(Problem description):
Copy out each line that has "acontecimientos" in it.

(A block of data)
***

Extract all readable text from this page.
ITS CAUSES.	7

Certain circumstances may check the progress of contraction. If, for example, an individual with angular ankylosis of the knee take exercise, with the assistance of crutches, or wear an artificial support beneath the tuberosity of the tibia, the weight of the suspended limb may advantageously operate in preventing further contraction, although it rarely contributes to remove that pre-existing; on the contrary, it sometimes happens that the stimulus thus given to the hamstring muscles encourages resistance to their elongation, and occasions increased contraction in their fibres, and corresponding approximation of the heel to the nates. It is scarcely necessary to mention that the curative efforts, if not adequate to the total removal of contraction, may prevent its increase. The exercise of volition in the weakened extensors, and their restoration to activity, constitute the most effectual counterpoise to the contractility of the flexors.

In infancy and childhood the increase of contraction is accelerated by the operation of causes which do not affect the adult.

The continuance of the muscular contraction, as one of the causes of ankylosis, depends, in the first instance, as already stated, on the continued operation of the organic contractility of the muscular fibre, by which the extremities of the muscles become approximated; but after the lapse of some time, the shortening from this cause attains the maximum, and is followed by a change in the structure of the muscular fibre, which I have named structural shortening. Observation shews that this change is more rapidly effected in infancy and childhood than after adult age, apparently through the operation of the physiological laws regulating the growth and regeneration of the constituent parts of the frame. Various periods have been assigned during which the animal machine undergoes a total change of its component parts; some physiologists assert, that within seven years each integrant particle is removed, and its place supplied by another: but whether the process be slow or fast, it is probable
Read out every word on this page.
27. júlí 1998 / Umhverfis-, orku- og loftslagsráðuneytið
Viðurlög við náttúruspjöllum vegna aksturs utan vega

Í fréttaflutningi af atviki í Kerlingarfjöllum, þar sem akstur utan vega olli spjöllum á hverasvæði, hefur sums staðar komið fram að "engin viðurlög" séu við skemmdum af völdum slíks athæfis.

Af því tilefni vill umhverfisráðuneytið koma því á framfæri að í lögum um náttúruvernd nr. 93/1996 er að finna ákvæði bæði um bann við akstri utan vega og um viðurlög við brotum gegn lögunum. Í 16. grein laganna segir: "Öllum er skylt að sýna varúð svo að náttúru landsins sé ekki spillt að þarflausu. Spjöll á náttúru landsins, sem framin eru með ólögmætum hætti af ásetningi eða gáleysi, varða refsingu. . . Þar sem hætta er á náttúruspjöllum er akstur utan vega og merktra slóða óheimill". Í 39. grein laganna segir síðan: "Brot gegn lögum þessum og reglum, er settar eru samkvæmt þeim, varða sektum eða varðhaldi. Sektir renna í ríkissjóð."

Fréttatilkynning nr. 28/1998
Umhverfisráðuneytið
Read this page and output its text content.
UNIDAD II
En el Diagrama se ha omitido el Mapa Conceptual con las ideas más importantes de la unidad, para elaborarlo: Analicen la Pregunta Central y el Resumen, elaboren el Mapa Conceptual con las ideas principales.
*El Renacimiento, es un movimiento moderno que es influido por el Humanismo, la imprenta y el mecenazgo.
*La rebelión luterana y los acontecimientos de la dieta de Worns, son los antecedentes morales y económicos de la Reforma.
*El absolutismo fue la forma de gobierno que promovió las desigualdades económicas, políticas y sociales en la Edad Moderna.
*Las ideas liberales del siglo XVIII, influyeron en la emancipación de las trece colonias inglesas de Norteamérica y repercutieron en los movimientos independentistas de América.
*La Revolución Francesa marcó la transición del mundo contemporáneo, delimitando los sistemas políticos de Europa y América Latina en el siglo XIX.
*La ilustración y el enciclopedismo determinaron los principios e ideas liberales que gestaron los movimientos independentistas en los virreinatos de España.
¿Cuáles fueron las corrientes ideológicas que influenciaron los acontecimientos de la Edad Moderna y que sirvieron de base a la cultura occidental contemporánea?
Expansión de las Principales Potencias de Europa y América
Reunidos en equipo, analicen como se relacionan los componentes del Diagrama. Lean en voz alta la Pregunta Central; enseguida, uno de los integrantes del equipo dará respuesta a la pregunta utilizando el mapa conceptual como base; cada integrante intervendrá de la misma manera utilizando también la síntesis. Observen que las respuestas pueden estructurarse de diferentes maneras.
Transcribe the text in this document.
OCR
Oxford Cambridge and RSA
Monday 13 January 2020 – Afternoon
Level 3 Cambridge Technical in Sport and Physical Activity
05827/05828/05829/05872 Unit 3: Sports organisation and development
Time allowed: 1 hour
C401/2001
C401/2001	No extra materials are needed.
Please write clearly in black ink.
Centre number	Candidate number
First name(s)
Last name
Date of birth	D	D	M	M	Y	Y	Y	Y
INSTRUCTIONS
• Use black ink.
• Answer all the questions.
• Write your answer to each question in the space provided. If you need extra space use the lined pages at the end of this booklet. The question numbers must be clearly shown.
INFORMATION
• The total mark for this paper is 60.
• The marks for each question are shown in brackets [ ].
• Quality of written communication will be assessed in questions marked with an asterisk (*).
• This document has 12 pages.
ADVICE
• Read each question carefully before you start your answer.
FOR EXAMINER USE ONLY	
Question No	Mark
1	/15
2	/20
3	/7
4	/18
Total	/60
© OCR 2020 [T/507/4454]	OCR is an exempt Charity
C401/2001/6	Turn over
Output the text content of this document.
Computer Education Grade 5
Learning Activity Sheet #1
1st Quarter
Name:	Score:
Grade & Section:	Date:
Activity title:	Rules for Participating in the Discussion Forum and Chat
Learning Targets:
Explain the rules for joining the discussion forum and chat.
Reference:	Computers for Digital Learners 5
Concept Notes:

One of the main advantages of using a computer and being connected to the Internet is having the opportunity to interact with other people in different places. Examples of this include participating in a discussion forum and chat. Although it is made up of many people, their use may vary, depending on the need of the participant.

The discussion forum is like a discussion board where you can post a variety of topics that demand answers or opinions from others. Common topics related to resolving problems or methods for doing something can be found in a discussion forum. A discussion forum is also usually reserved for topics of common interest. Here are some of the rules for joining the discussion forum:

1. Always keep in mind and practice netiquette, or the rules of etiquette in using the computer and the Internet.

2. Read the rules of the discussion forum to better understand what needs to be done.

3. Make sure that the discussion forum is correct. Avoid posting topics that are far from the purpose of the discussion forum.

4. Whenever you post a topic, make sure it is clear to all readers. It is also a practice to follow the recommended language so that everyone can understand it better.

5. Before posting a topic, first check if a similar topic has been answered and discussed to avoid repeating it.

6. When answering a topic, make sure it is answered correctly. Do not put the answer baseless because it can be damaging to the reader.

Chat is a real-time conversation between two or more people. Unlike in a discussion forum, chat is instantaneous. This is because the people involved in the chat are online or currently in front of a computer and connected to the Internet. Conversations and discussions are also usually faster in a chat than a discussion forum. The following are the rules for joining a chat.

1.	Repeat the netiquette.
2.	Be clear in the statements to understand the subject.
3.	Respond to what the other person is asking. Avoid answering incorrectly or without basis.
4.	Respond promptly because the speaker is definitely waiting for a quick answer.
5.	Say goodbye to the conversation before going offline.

***

(Response to this exercise):
*La rebelión luterana y los acontecimientos de la dieta de Worns, son los antecedentes morales y económicos de la Reforma.
¿Cuáles fueron las corrientes ideológicas que influenciaron los acontecimientos de la Edad Moderna y que sirvieron de base a la cultura occidental contemporánea?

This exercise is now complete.